§ Directive:
Using the listing below, select the lines with the word "settingsFrm" and copy them.

§ Extracted entries:
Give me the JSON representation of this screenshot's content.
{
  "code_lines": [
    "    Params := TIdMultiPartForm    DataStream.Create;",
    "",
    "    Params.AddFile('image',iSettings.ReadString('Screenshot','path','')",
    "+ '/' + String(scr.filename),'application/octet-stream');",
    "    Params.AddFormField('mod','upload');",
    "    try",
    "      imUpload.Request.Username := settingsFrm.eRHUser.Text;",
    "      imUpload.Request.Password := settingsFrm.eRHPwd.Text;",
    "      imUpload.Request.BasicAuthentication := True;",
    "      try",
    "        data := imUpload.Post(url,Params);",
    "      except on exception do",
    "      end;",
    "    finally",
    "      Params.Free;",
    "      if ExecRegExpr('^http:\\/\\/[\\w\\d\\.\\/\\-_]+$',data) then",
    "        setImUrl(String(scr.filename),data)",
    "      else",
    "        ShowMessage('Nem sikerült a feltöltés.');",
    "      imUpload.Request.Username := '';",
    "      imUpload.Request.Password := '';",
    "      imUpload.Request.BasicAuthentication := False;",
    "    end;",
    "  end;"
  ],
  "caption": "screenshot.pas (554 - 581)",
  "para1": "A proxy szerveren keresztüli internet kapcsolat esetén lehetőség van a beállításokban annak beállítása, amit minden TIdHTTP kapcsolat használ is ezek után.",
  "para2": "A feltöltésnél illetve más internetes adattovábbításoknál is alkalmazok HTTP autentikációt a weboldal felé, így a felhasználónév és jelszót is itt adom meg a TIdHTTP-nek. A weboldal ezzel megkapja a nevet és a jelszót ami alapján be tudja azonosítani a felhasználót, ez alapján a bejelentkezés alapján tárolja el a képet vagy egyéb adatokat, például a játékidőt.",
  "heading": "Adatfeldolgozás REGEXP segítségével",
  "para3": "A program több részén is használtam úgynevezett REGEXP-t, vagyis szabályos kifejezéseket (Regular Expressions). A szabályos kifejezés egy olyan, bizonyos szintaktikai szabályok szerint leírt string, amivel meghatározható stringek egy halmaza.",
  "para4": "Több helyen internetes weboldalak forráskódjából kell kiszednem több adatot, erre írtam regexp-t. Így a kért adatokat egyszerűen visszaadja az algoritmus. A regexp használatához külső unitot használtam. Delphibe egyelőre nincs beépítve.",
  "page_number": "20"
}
==
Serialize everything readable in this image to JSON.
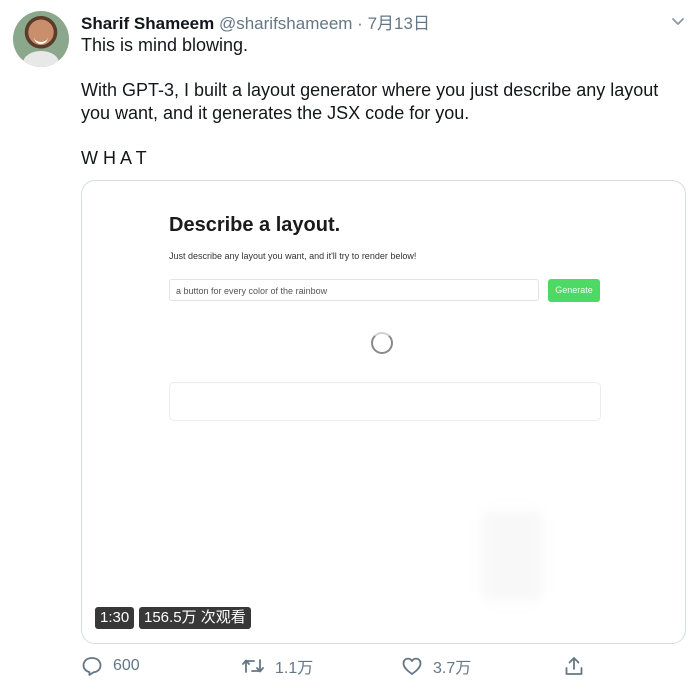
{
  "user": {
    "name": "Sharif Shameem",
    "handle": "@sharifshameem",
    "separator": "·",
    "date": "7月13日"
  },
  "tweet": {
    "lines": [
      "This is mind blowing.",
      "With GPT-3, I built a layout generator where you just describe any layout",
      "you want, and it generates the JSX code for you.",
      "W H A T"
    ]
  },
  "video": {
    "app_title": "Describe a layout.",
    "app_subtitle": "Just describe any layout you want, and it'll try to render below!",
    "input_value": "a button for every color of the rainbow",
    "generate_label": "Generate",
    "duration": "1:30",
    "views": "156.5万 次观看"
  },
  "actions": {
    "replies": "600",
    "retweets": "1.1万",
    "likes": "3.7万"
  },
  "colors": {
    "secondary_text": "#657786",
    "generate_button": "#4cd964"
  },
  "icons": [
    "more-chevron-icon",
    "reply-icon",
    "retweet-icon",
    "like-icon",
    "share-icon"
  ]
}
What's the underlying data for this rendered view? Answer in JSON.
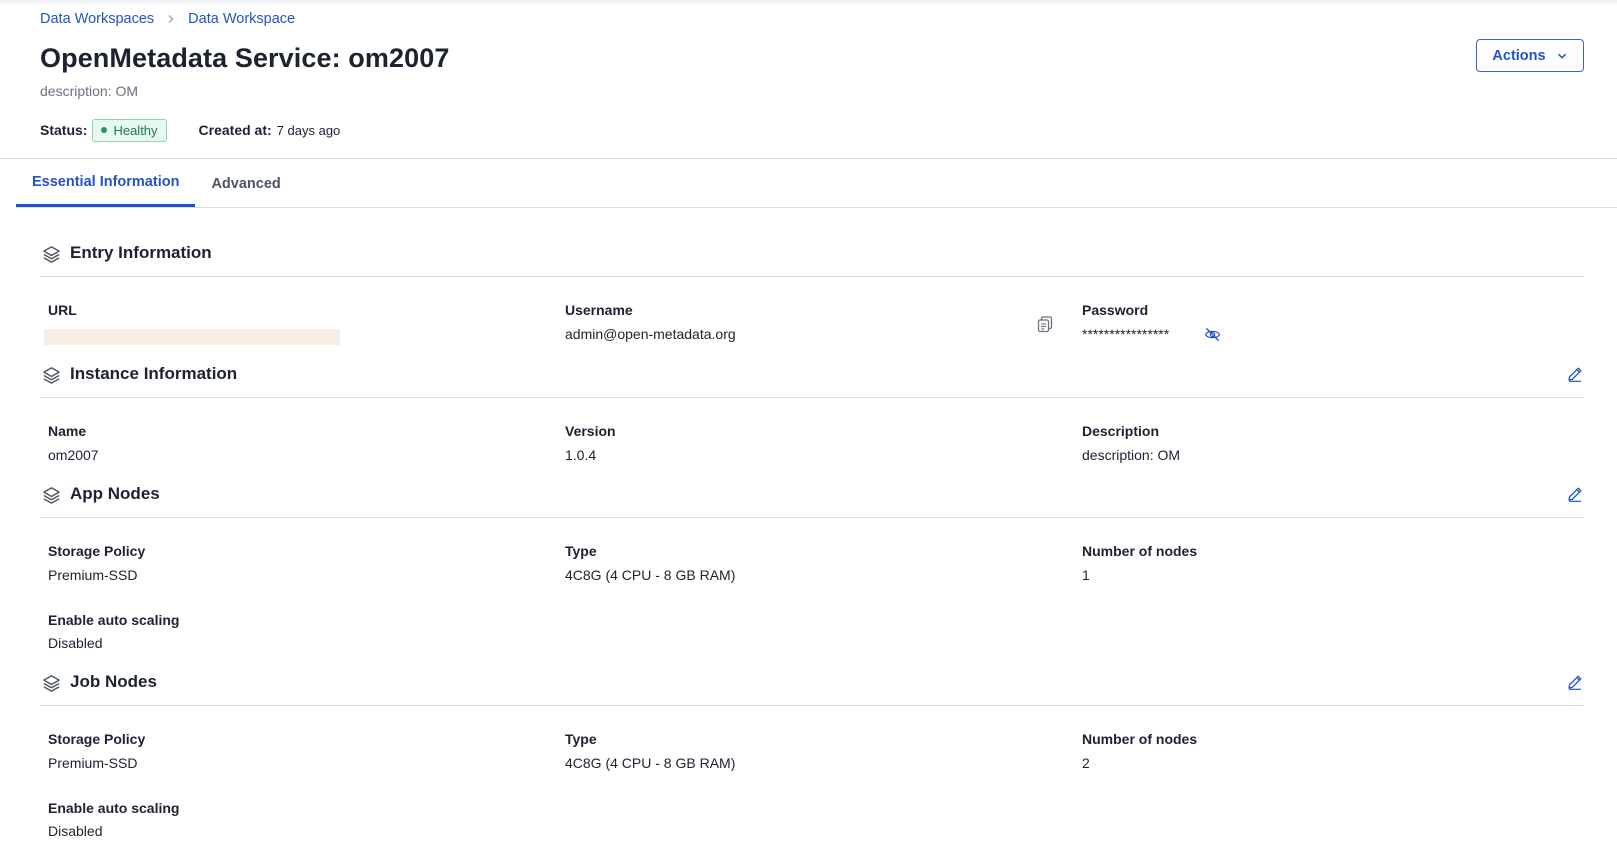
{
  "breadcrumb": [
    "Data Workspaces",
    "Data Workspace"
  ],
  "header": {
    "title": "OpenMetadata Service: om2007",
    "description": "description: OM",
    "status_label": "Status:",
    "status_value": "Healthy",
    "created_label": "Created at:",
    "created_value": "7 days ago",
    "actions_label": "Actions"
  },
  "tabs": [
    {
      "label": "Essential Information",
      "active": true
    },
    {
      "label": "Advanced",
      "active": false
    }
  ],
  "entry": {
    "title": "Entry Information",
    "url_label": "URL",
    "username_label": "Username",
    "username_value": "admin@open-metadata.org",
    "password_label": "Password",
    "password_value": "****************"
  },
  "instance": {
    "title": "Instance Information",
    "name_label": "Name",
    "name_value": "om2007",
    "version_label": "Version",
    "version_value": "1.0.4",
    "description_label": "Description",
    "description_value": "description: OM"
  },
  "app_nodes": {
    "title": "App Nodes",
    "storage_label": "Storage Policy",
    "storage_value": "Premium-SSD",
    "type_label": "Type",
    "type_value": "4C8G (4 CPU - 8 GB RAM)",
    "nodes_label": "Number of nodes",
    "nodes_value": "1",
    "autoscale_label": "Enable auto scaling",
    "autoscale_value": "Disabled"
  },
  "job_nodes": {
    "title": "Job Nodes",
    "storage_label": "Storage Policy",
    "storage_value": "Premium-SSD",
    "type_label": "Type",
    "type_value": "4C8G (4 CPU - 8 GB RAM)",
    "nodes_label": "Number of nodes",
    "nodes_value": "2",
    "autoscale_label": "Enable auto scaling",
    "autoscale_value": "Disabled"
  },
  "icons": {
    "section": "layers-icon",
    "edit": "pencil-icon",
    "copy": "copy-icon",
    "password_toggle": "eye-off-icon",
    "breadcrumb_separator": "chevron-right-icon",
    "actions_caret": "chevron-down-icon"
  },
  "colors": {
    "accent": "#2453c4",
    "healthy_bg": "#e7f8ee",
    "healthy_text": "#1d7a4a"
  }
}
* * *
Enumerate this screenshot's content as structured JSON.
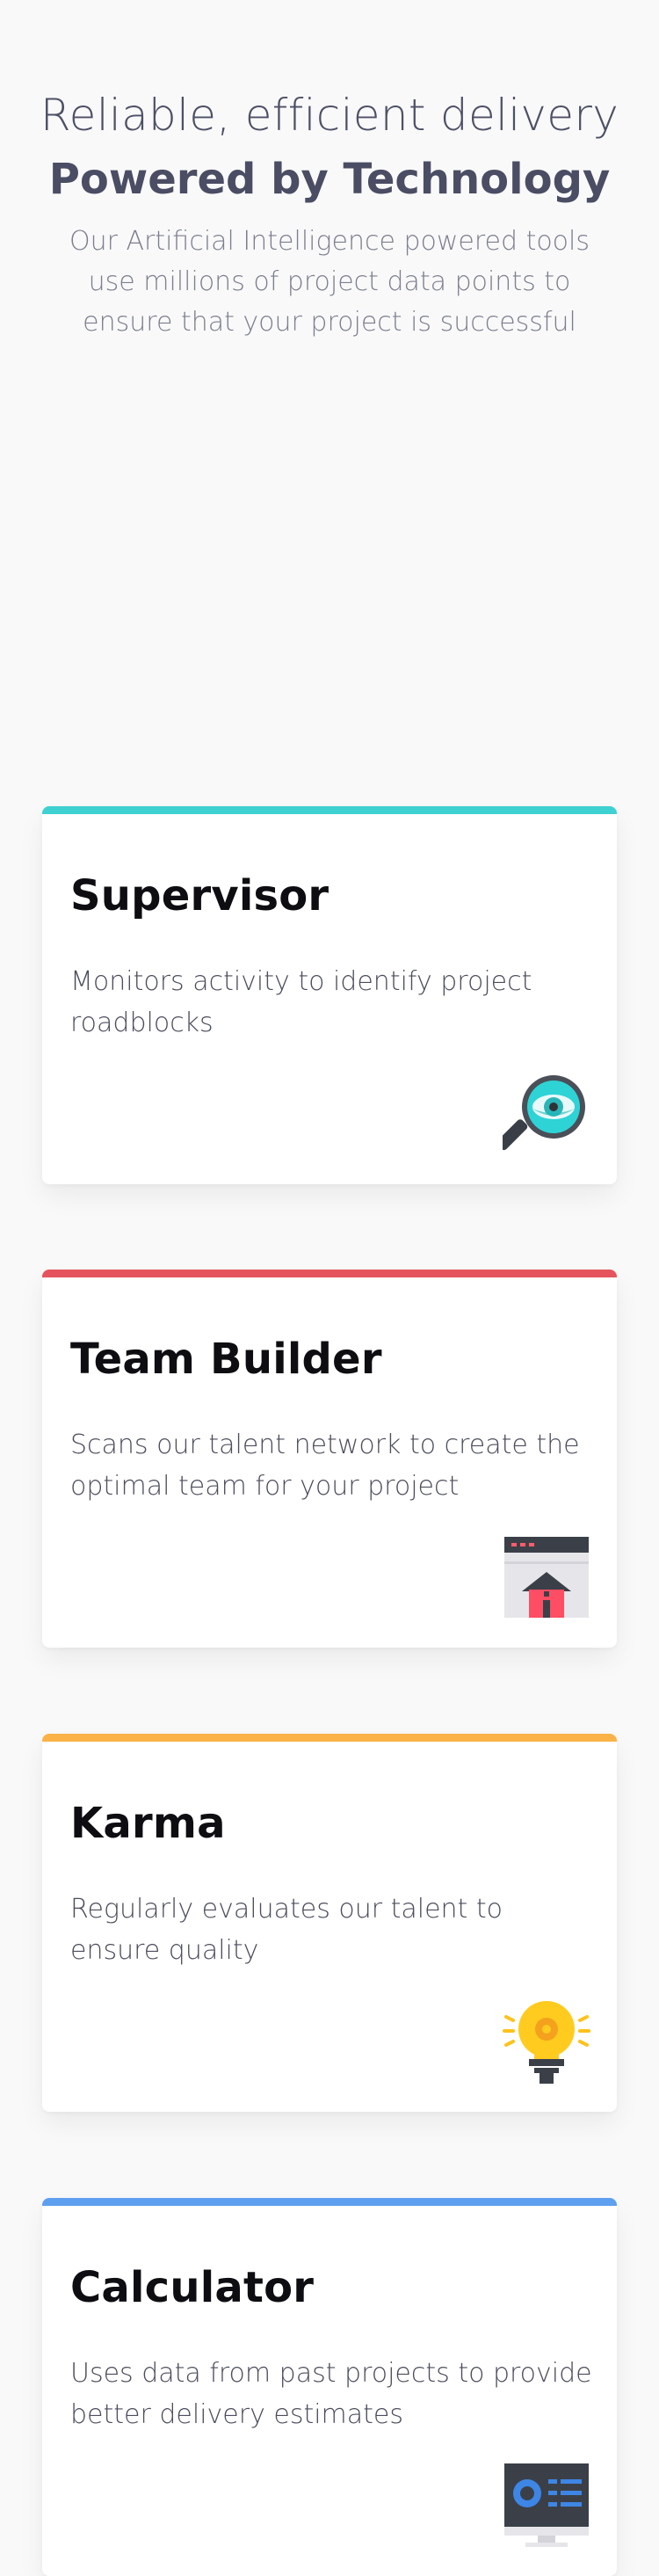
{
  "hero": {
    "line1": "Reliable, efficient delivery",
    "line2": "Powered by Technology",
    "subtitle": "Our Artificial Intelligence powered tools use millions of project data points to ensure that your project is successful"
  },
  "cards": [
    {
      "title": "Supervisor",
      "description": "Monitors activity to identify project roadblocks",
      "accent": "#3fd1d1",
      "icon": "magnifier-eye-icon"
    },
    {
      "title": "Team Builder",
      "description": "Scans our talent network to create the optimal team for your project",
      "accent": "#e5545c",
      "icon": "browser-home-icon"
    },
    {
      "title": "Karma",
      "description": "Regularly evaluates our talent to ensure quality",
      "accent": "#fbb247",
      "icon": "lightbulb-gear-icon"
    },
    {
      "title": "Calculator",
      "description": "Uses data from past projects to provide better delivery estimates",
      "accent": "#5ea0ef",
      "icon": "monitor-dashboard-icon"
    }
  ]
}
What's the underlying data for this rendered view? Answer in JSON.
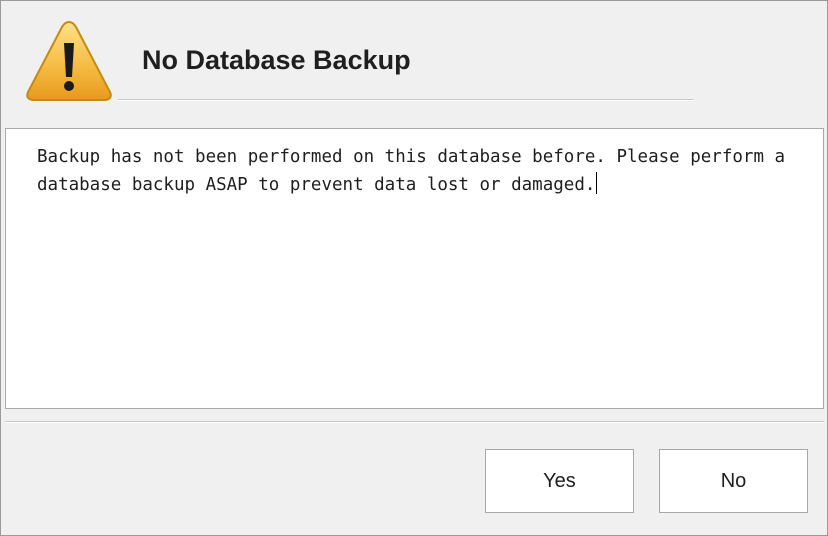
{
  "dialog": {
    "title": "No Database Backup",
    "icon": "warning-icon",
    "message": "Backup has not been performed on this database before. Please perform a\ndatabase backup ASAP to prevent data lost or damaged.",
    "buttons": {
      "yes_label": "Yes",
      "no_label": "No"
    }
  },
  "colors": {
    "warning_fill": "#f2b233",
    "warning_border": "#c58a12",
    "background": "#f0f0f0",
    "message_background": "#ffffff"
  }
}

§ Result of the exercise:
    "      imUpload.Request.Username := settingsFrm.eRHUser.Text;",
    "      imUpload.Request.Password := settingsFrm.eRHPwd.Text;",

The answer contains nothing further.